[Recorded data]
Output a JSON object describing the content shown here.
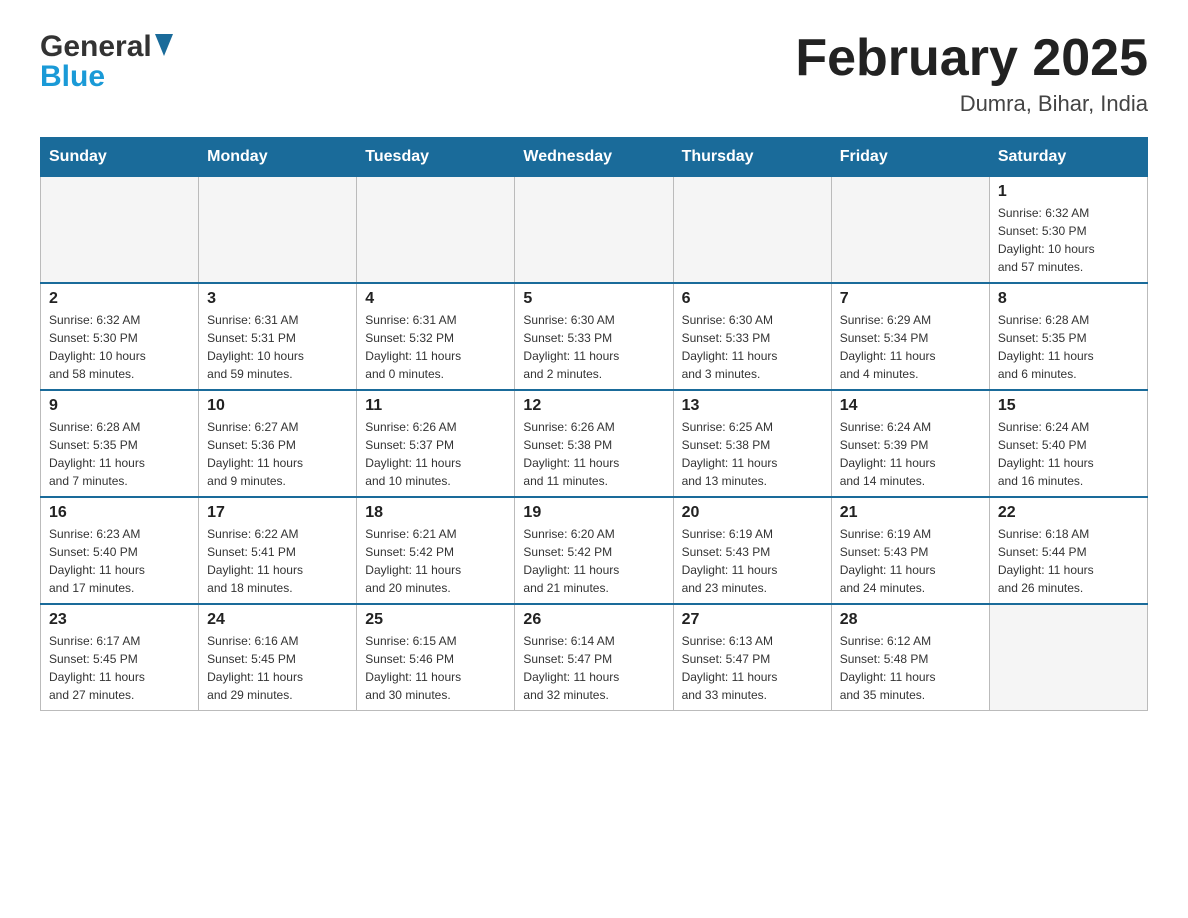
{
  "header": {
    "logo_general": "General",
    "logo_blue": "Blue",
    "title": "February 2025",
    "location": "Dumra, Bihar, India"
  },
  "calendar": {
    "days_of_week": [
      "Sunday",
      "Monday",
      "Tuesday",
      "Wednesday",
      "Thursday",
      "Friday",
      "Saturday"
    ],
    "weeks": [
      [
        {
          "day": "",
          "info": ""
        },
        {
          "day": "",
          "info": ""
        },
        {
          "day": "",
          "info": ""
        },
        {
          "day": "",
          "info": ""
        },
        {
          "day": "",
          "info": ""
        },
        {
          "day": "",
          "info": ""
        },
        {
          "day": "1",
          "info": "Sunrise: 6:32 AM\nSunset: 5:30 PM\nDaylight: 10 hours\nand 57 minutes."
        }
      ],
      [
        {
          "day": "2",
          "info": "Sunrise: 6:32 AM\nSunset: 5:30 PM\nDaylight: 10 hours\nand 58 minutes."
        },
        {
          "day": "3",
          "info": "Sunrise: 6:31 AM\nSunset: 5:31 PM\nDaylight: 10 hours\nand 59 minutes."
        },
        {
          "day": "4",
          "info": "Sunrise: 6:31 AM\nSunset: 5:32 PM\nDaylight: 11 hours\nand 0 minutes."
        },
        {
          "day": "5",
          "info": "Sunrise: 6:30 AM\nSunset: 5:33 PM\nDaylight: 11 hours\nand 2 minutes."
        },
        {
          "day": "6",
          "info": "Sunrise: 6:30 AM\nSunset: 5:33 PM\nDaylight: 11 hours\nand 3 minutes."
        },
        {
          "day": "7",
          "info": "Sunrise: 6:29 AM\nSunset: 5:34 PM\nDaylight: 11 hours\nand 4 minutes."
        },
        {
          "day": "8",
          "info": "Sunrise: 6:28 AM\nSunset: 5:35 PM\nDaylight: 11 hours\nand 6 minutes."
        }
      ],
      [
        {
          "day": "9",
          "info": "Sunrise: 6:28 AM\nSunset: 5:35 PM\nDaylight: 11 hours\nand 7 minutes."
        },
        {
          "day": "10",
          "info": "Sunrise: 6:27 AM\nSunset: 5:36 PM\nDaylight: 11 hours\nand 9 minutes."
        },
        {
          "day": "11",
          "info": "Sunrise: 6:26 AM\nSunset: 5:37 PM\nDaylight: 11 hours\nand 10 minutes."
        },
        {
          "day": "12",
          "info": "Sunrise: 6:26 AM\nSunset: 5:38 PM\nDaylight: 11 hours\nand 11 minutes."
        },
        {
          "day": "13",
          "info": "Sunrise: 6:25 AM\nSunset: 5:38 PM\nDaylight: 11 hours\nand 13 minutes."
        },
        {
          "day": "14",
          "info": "Sunrise: 6:24 AM\nSunset: 5:39 PM\nDaylight: 11 hours\nand 14 minutes."
        },
        {
          "day": "15",
          "info": "Sunrise: 6:24 AM\nSunset: 5:40 PM\nDaylight: 11 hours\nand 16 minutes."
        }
      ],
      [
        {
          "day": "16",
          "info": "Sunrise: 6:23 AM\nSunset: 5:40 PM\nDaylight: 11 hours\nand 17 minutes."
        },
        {
          "day": "17",
          "info": "Sunrise: 6:22 AM\nSunset: 5:41 PM\nDaylight: 11 hours\nand 18 minutes."
        },
        {
          "day": "18",
          "info": "Sunrise: 6:21 AM\nSunset: 5:42 PM\nDaylight: 11 hours\nand 20 minutes."
        },
        {
          "day": "19",
          "info": "Sunrise: 6:20 AM\nSunset: 5:42 PM\nDaylight: 11 hours\nand 21 minutes."
        },
        {
          "day": "20",
          "info": "Sunrise: 6:19 AM\nSunset: 5:43 PM\nDaylight: 11 hours\nand 23 minutes."
        },
        {
          "day": "21",
          "info": "Sunrise: 6:19 AM\nSunset: 5:43 PM\nDaylight: 11 hours\nand 24 minutes."
        },
        {
          "day": "22",
          "info": "Sunrise: 6:18 AM\nSunset: 5:44 PM\nDaylight: 11 hours\nand 26 minutes."
        }
      ],
      [
        {
          "day": "23",
          "info": "Sunrise: 6:17 AM\nSunset: 5:45 PM\nDaylight: 11 hours\nand 27 minutes."
        },
        {
          "day": "24",
          "info": "Sunrise: 6:16 AM\nSunset: 5:45 PM\nDaylight: 11 hours\nand 29 minutes."
        },
        {
          "day": "25",
          "info": "Sunrise: 6:15 AM\nSunset: 5:46 PM\nDaylight: 11 hours\nand 30 minutes."
        },
        {
          "day": "26",
          "info": "Sunrise: 6:14 AM\nSunset: 5:47 PM\nDaylight: 11 hours\nand 32 minutes."
        },
        {
          "day": "27",
          "info": "Sunrise: 6:13 AM\nSunset: 5:47 PM\nDaylight: 11 hours\nand 33 minutes."
        },
        {
          "day": "28",
          "info": "Sunrise: 6:12 AM\nSunset: 5:48 PM\nDaylight: 11 hours\nand 35 minutes."
        },
        {
          "day": "",
          "info": ""
        }
      ]
    ]
  }
}
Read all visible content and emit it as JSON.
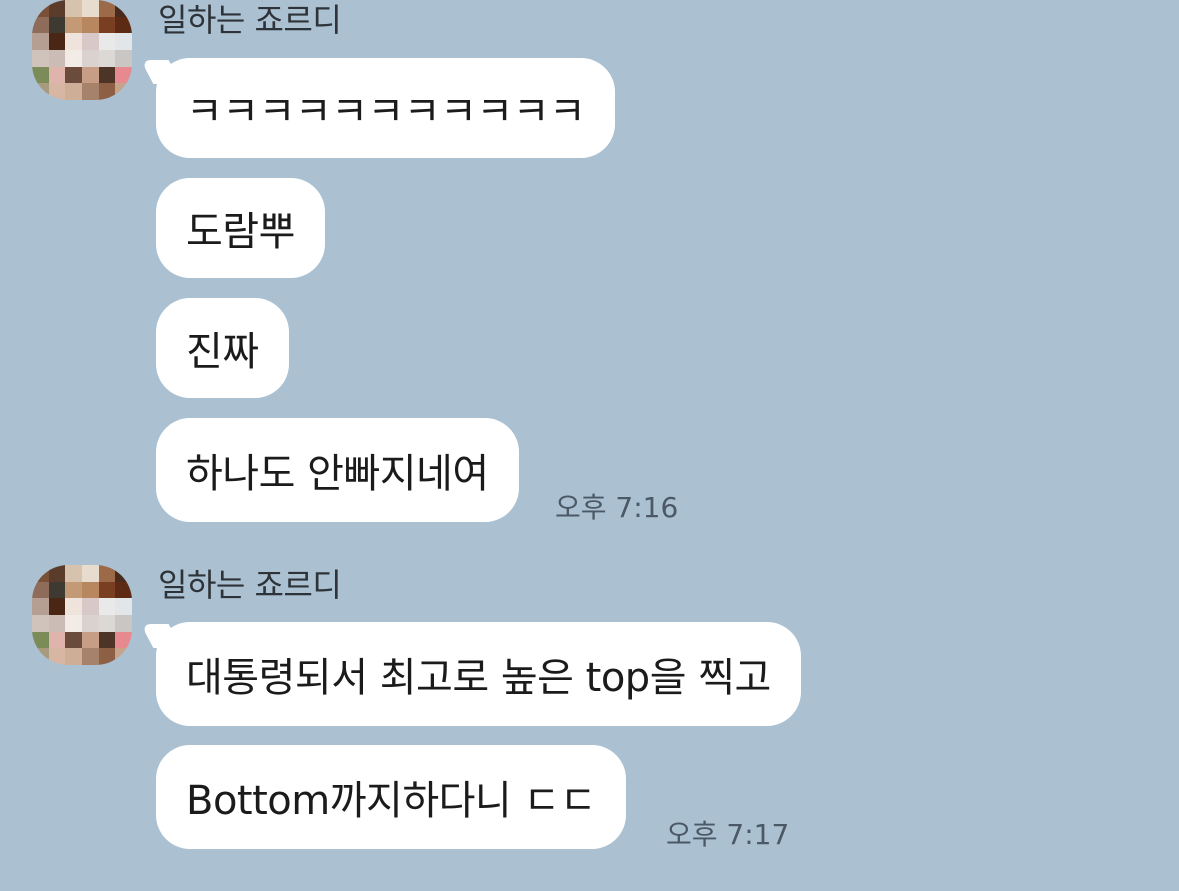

■ TO DO: Quote the preceding listing precisely and completely, omitting its images.

■ TASK OUTPUT:
Output a JSON object describing the content shown here.
{
  "header": {
    "logo_general": "General",
    "logo_blue": "Blue",
    "title": "February 2025",
    "location": "Dumra, Bihar, India"
  },
  "calendar": {
    "days_of_week": [
      "Sunday",
      "Monday",
      "Tuesday",
      "Wednesday",
      "Thursday",
      "Friday",
      "Saturday"
    ],
    "weeks": [
      [
        {
          "day": "",
          "info": ""
        },
        {
          "day": "",
          "info": ""
        },
        {
          "day": "",
          "info": ""
        },
        {
          "day": "",
          "info": ""
        },
        {
          "day": "",
          "info": ""
        },
        {
          "day": "",
          "info": ""
        },
        {
          "day": "1",
          "info": "Sunrise: 6:32 AM\nSunset: 5:30 PM\nDaylight: 10 hours\nand 57 minutes."
        }
      ],
      [
        {
          "day": "2",
          "info": "Sunrise: 6:32 AM\nSunset: 5:30 PM\nDaylight: 10 hours\nand 58 minutes."
        },
        {
          "day": "3",
          "info": "Sunrise: 6:31 AM\nSunset: 5:31 PM\nDaylight: 10 hours\nand 59 minutes."
        },
        {
          "day": "4",
          "info": "Sunrise: 6:31 AM\nSunset: 5:32 PM\nDaylight: 11 hours\nand 0 minutes."
        },
        {
          "day": "5",
          "info": "Sunrise: 6:30 AM\nSunset: 5:33 PM\nDaylight: 11 hours\nand 2 minutes."
        },
        {
          "day": "6",
          "info": "Sunrise: 6:30 AM\nSunset: 5:33 PM\nDaylight: 11 hours\nand 3 minutes."
        },
        {
          "day": "7",
          "info": "Sunrise: 6:29 AM\nSunset: 5:34 PM\nDaylight: 11 hours\nand 4 minutes."
        },
        {
          "day": "8",
          "info": "Sunrise: 6:28 AM\nSunset: 5:35 PM\nDaylight: 11 hours\nand 6 minutes."
        }
      ],
      [
        {
          "day": "9",
          "info": "Sunrise: 6:28 AM\nSunset: 5:35 PM\nDaylight: 11 hours\nand 7 minutes."
        },
        {
          "day": "10",
          "info": "Sunrise: 6:27 AM\nSunset: 5:36 PM\nDaylight: 11 hours\nand 9 minutes."
        },
        {
          "day": "11",
          "info": "Sunrise: 6:26 AM\nSunset: 5:37 PM\nDaylight: 11 hours\nand 10 minutes."
        },
        {
          "day": "12",
          "info": "Sunrise: 6:26 AM\nSunset: 5:38 PM\nDaylight: 11 hours\nand 11 minutes."
        },
        {
          "day": "13",
          "info": "Sunrise: 6:25 AM\nSunset: 5:38 PM\nDaylight: 11 hours\nand 13 minutes."
        },
        {
          "day": "14",
          "info": "Sunrise: 6:24 AM\nSunset: 5:39 PM\nDaylight: 11 hours\nand 14 minutes."
        },
        {
          "day": "15",
          "info": "Sunrise: 6:24 AM\nSunset: 5:40 PM\nDaylight: 11 hours\nand 16 minutes."
        }
      ],
      [
        {
          "day": "16",
          "info": "Sunrise: 6:23 AM\nSunset: 5:40 PM\nDaylight: 11 hours\nand 17 minutes."
        },
        {
          "day": "17",
          "info": "Sunrise: 6:22 AM\nSunset: 5:41 PM\nDaylight: 11 hours\nand 18 minutes."
        },
        {
          "day": "18",
          "info": "Sunrise: 6:21 AM\nSunset: 5:42 PM\nDaylight: 11 hours\nand 20 minutes."
        },
        {
          "day": "19",
          "info": "Sunrise: 6:20 AM\nSunset: 5:42 PM\nDaylight: 11 hours\nand 21 minutes."
        },
        {
          "day": "20",
          "info": "Sunrise: 6:19 AM\nSunset: 5:43 PM\nDaylight: 11 hours\nand 23 minutes."
        },
        {
          "day": "21",
          "info": "Sunrise: 6:19 AM\nSunset: 5:43 PM\nDaylight: 11 hours\nand 24 minutes."
        },
        {
          "day": "22",
          "info": "Sunrise: 6:18 AM\nSunset: 5:44 PM\nDaylight: 11 hours\nand 26 minutes."
        }
      ],
      [
        {
          "day": "23",
          "info": "Sunrise: 6:17 AM\nSunset: 5:45 PM\nDaylight: 11 hours\nand 27 minutes."
        },
        {
          "day": "24",
          "info": "Sunrise: 6:16 AM\nSunset: 5:45 PM\nDaylight: 11 hours\nand 29 minutes."
        },
        {
          "day": "25",
          "info": "Sunrise: 6:15 AM\nSunset: 5:46 PM\nDaylight: 11 hours\nand 30 minutes."
        },
        {
          "day": "26",
          "info": "Sunrise: 6:14 AM\nSunset: 5:47 PM\nDaylight: 11 hours\nand 32 minutes."
        },
        {
          "day": "27",
          "info": "Sunrise: 6:13 AM\nSunset: 5:47 PM\nDaylight: 11 hours\nand 33 minutes."
        },
        {
          "day": "28",
          "info": "Sunrise: 6:12 AM\nSunset: 5:48 PM\nDaylight: 11 hours\nand 35 minutes."
        },
        {
          "day": "",
          "info": ""
        }
      ]
    ]
  }
}
Read all visible content and emit it as JSON.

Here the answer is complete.